--- START OF Records to process ---

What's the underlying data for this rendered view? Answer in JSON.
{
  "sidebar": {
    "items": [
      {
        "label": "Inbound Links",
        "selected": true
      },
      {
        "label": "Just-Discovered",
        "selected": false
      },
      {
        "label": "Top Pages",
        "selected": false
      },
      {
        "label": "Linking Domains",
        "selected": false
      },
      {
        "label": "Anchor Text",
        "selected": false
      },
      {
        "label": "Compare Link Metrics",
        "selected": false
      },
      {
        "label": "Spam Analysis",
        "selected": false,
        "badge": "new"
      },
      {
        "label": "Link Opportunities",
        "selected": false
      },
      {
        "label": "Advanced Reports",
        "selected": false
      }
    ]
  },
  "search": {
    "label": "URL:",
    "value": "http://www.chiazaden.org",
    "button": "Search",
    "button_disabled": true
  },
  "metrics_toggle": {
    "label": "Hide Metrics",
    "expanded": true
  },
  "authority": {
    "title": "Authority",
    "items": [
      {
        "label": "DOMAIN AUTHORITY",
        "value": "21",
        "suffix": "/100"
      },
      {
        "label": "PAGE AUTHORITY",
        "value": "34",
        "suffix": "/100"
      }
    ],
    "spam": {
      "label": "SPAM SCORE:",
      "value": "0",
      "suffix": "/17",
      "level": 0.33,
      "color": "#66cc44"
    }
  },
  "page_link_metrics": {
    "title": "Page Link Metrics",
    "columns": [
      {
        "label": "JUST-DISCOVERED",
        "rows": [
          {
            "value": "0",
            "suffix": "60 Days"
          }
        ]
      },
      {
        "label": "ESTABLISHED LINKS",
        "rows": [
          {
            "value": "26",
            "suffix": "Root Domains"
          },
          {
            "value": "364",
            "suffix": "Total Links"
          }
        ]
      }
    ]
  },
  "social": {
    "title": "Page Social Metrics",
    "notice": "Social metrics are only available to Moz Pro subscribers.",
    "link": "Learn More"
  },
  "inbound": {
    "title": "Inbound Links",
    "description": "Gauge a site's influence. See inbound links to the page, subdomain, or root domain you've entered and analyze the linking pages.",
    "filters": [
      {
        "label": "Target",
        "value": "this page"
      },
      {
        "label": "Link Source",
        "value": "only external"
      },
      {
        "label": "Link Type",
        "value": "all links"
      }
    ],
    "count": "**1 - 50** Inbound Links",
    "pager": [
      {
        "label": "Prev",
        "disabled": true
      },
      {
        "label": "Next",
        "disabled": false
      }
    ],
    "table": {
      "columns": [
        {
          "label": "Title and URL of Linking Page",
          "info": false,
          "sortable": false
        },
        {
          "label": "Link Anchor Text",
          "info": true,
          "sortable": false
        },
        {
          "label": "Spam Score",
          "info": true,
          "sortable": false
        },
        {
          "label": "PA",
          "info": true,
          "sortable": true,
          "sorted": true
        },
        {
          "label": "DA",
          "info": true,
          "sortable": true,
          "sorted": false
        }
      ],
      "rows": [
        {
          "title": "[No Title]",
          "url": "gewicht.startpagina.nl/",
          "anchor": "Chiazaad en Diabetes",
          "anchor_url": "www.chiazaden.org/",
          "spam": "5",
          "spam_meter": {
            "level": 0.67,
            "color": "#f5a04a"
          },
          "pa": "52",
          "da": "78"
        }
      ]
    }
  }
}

--- END OF Records to process ---

Aim of the exercise:
Write out every entry exactly as given.

The reply:
What's the underlying data for this rendered view? Answer in JSON.
{
  "sidebar": {
    "items": [
      {
        "label": "Inbound Links",
        "selected": true
      },
      {
        "label": "Just-Discovered",
        "selected": false
      },
      {
        "label": "Top Pages",
        "selected": false
      },
      {
        "label": "Linking Domains",
        "selected": false
      },
      {
        "label": "Anchor Text",
        "selected": false
      },
      {
        "label": "Compare Link Metrics",
        "selected": false
      },
      {
        "label": "Spam Analysis",
        "selected": false,
        "badge": "new"
      },
      {
        "label": "Link Opportunities",
        "selected": false
      },
      {
        "label": "Advanced Reports",
        "selected": false
      }
    ]
  },
  "search": {
    "label": "URL:",
    "value": "http://www.chiazaden.org",
    "button": "Search",
    "button_disabled": true
  },
  "metrics_toggle": {
    "label": "Hide Metrics",
    "expanded": true
  },
  "authority": {
    "title": "Authority",
    "items": [
      {
        "label": "DOMAIN AUTHORITY",
        "value": "21",
        "suffix": "/100"
      },
      {
        "label": "PAGE AUTHORITY",
        "value": "34",
        "suffix": "/100"
      }
    ],
    "spam": {
      "label": "SPAM SCORE:",
      "value": "0",
      "suffix": "/17",
      "level": 0.33,
      "color": "#66cc44"
    }
  },
  "page_link_metrics": {
    "title": "Page Link Metrics",
    "columns": [
      {
        "label": "JUST-DISCOVERED",
        "rows": [
          {
            "value": "0",
            "suffix": "60 Days"
          }
        ]
      },
      {
        "label": "ESTABLISHED LINKS",
        "rows": [
          {
            "value": "26",
            "suffix": "Root Domains"
          },
          {
            "value": "364",
            "suffix": "Total Links"
          }
        ]
      }
    ]
  },
  "social": {
    "title": "Page Social Metrics",
    "notice": "Social metrics are only available to Moz Pro subscribers.",
    "link": "Learn More"
  },
  "inbound": {
    "title": "Inbound Links",
    "description": "Gauge a site's influence. See inbound links to the page, subdomain, or root domain you've entered and analyze the linking pages.",
    "filters": [
      {
        "label": "Target",
        "value": "this page"
      },
      {
        "label": "Link Source",
        "value": "only external"
      },
      {
        "label": "Link Type",
        "value": "all links"
      }
    ],
    "count": "**1 - 50** Inbound Links",
    "pager": [
      {
        "label": "Prev",
        "disabled": true
      },
      {
        "label": "Next",
        "disabled": false
      }
    ],
    "table": {
      "columns": [
        {
          "label": "Title and URL of Linking Page",
          "info": false,
          "sortable": false
        },
        {
          "label": "Link Anchor Text",
          "info": true,
          "sortable": false
        },
        {
          "label": "Spam Score",
          "info": true,
          "sortable": false
        },
        {
          "label": "PA",
          "info": true,
          "sortable": true,
          "sorted": true
        },
        {
          "label": "DA",
          "info": true,
          "sortable": true,
          "sorted": false
        }
      ],
      "rows": [
        {
          "title": "[No Title]",
          "url": "gewicht.startpagina.nl/",
          "anchor": "Chiazaad en Diabetes",
          "anchor_url": "www.chiazaden.org/",
          "spam": "5",
          "spam_meter": {
            "level": 0.67,
            "color": "#f5a04a"
          },
          "pa": "52",
          "da": "78"
        }
      ]
    }
  }
}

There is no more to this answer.